Assignment
A line-by-line copy of the material below is required.
# # # #
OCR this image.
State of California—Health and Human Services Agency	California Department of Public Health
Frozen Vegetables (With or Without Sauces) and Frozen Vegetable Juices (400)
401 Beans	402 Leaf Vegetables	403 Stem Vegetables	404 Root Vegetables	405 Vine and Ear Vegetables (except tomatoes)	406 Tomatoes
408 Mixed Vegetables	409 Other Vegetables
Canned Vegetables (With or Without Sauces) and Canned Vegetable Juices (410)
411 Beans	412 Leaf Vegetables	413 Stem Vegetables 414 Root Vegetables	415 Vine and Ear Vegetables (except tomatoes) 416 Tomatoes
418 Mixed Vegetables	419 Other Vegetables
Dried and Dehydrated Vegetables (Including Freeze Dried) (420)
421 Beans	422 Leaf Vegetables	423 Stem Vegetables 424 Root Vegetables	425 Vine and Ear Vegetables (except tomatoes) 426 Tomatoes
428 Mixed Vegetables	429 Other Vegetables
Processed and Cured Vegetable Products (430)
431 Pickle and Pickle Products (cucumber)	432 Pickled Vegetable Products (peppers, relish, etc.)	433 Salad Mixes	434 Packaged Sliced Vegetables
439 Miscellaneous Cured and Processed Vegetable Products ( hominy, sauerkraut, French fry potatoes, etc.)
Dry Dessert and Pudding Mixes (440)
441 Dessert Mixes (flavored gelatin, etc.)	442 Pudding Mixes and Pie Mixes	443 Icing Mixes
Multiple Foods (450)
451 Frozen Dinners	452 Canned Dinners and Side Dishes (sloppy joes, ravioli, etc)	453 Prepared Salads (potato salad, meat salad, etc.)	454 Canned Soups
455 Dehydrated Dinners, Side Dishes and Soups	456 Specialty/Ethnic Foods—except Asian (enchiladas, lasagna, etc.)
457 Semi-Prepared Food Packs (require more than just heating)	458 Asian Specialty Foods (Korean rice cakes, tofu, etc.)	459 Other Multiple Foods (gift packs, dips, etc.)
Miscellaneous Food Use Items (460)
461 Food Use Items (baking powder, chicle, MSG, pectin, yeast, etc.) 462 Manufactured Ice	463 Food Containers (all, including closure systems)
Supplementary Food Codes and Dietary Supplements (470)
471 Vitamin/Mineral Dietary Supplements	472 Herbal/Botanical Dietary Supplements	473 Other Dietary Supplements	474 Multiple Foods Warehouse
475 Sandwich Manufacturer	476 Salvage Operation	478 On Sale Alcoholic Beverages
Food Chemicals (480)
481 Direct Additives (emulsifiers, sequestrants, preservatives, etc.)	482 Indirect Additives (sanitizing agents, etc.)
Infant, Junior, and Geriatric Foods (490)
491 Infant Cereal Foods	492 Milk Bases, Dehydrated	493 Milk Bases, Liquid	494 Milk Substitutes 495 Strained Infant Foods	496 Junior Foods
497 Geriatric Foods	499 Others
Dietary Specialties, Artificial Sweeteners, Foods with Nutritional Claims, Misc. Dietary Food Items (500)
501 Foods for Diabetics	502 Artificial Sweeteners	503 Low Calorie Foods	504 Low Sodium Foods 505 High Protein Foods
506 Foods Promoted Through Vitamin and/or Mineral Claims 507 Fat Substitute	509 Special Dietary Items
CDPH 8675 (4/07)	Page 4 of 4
# # # #
Answer to this task
OCR this image.
State of California—Health and Human Services Agency	California Department of Public Health
Frozen Vegetables (With or Without Sauces) and Frozen Vegetable Juices (400)
401 Beans	402 Leaf Vegetables	403 Stem Vegetables	404 Root Vegetables	405 Vine and Ear Vegetables (except tomatoes)	406 Tomatoes
408 Mixed Vegetables	409 Other Vegetables
Canned Vegetables (With or Without Sauces) and Canned Vegetable Juices (410)
411 Beans	412 Leaf Vegetables	413 Stem Vegetables 414 Root Vegetables	415 Vine and Ear Vegetables (except tomatoes) 416 Tomatoes
418 Mixed Vegetables	419 Other Vegetables
Dried and Dehydrated Vegetables (Including Freeze Dried) (420)
421 Beans	422 Leaf Vegetables	423 Stem Vegetables 424 Root Vegetables	425 Vine and Ear Vegetables (except tomatoes) 426 Tomatoes
428 Mixed Vegetables	429 Other Vegetables
Processed and Cured Vegetable Products (430)
431 Pickle and Pickle Products (cucumber)	432 Pickled Vegetable Products (peppers, relish, etc.)	433 Salad Mixes	434 Packaged Sliced Vegetables
439 Miscellaneous Cured and Processed Vegetable Products ( hominy, sauerkraut, French fry potatoes, etc.)
Dry Dessert and Pudding Mixes (440)
441 Dessert Mixes (flavored gelatin, etc.)	442 Pudding Mixes and Pie Mixes	443 Icing Mixes
Multiple Foods (450)
451 Frozen Dinners	452 Canned Dinners and Side Dishes (sloppy joes, ravioli, etc)	453 Prepared Salads (potato salad, meat salad, etc.)	454 Canned Soups
455 Dehydrated Dinners, Side Dishes and Soups	456 Specialty/Ethnic Foods—except Asian (enchiladas, lasagna, etc.)
457 Semi-Prepared Food Packs (require more than just heating)	458 Asian Specialty Foods (Korean rice cakes, tofu, etc.)	459 Other Multiple Foods (gift packs, dips, etc.)
Miscellaneous Food Use Items (460)
461 Food Use Items (baking powder, chicle, MSG, pectin, yeast, etc.) 462 Manufactured Ice	463 Food Containers (all, including closure systems)
Supplementary Food Codes and Dietary Supplements (470)
471 Vitamin/Mineral Dietary Supplements	472 Herbal/Botanical Dietary Supplements	473 Other Dietary Supplements	474 Multiple Foods Warehouse
475 Sandwich Manufacturer	476 Salvage Operation	478 On Sale Alcoholic Beverages
Food Chemicals (480)
481 Direct Additives (emulsifiers, sequestrants, preservatives, etc.)	482 Indirect Additives (sanitizing agents, etc.)
Infant, Junior, and Geriatric Foods (490)
491 Infant Cereal Foods	492 Milk Bases, Dehydrated	493 Milk Bases, Liquid	494 Milk Substitutes 495 Strained Infant Foods	496 Junior Foods
497 Geriatric Foods	499 Others
Dietary Specialties, Artificial Sweeteners, Foods with Nutritional Claims, Misc. Dietary Food Items (500)
501 Foods for Diabetics	502 Artificial Sweeteners	503 Low Calorie Foods	504 Low Sodium Foods 505 High Protein Foods
506 Foods Promoted Through Vitamin and/or Mineral Claims 507 Fat Substitute	509 Special Dietary Items
CDPH 8675 (4/07)	Page 4 of 4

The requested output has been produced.